> [Material shown]

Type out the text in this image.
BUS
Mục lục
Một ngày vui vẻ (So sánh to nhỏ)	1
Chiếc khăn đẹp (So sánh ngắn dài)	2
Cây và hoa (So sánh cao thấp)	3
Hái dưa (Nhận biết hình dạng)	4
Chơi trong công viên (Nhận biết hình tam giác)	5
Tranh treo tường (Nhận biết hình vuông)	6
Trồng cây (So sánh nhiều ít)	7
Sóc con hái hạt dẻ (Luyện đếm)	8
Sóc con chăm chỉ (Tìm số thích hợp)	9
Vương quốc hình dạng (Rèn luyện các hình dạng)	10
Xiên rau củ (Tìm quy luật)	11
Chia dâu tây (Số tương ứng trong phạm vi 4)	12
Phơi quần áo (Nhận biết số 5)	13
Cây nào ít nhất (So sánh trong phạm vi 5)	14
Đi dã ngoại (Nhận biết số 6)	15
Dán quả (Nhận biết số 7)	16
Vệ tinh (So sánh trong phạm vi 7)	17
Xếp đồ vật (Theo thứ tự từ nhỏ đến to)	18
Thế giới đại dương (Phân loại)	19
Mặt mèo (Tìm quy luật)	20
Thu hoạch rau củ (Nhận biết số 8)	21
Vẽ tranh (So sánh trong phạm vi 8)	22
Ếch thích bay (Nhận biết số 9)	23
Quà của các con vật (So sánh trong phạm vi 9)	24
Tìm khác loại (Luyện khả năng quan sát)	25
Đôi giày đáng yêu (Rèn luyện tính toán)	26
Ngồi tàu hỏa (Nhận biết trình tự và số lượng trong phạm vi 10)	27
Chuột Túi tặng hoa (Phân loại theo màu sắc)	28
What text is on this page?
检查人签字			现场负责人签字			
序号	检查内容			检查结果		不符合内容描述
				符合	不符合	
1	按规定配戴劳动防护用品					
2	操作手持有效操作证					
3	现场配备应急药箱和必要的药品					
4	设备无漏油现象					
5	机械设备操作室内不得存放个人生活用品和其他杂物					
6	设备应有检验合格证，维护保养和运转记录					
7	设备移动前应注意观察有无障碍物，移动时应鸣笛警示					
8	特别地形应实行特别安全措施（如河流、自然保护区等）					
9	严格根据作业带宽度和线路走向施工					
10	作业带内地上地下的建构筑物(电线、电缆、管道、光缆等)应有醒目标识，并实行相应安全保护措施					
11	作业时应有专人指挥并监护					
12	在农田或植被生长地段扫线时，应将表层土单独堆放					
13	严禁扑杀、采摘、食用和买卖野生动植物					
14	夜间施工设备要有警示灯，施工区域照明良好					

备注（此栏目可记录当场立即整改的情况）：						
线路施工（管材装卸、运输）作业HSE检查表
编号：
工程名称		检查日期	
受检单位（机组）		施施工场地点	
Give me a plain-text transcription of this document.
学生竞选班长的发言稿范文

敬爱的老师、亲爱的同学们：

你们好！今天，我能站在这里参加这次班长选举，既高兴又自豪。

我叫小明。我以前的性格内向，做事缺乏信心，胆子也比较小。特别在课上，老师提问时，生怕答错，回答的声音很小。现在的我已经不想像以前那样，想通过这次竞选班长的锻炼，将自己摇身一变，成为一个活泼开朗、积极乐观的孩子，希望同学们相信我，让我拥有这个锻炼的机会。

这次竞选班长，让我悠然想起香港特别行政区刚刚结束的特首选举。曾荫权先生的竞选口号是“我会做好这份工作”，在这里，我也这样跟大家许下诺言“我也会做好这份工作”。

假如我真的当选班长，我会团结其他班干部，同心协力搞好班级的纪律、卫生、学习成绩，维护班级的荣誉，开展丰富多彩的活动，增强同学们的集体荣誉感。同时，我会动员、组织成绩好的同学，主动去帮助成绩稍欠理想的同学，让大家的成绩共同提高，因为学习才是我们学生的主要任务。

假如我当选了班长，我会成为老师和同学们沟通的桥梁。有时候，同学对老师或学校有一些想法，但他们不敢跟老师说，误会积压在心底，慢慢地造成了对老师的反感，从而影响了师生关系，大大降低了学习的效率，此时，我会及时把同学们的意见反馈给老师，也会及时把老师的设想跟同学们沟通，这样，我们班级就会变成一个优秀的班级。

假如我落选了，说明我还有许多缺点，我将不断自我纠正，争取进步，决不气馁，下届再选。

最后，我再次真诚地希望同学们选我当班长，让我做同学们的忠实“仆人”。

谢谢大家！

> [Instructions to follow]
Locate all lines that include the word "trong" and copy them out.

> [Full solution]
Chơi trong công viên (Nhận biết hình tam giác)	5
Chia dâu tây (Số tương ứng trong phạm vi 4)	12
Cây nào ít nhất (So sánh trong phạm vi 5)	14
Vệ tinh (So sánh trong phạm vi 7)	17
Vẽ tranh (So sánh trong phạm vi 8)	22
Quà của các con vật (So sánh trong phạm vi 9)	24
Ngồi tàu hỏa (Nhận biết trình tự và số lượng trong phạm vi 10)	27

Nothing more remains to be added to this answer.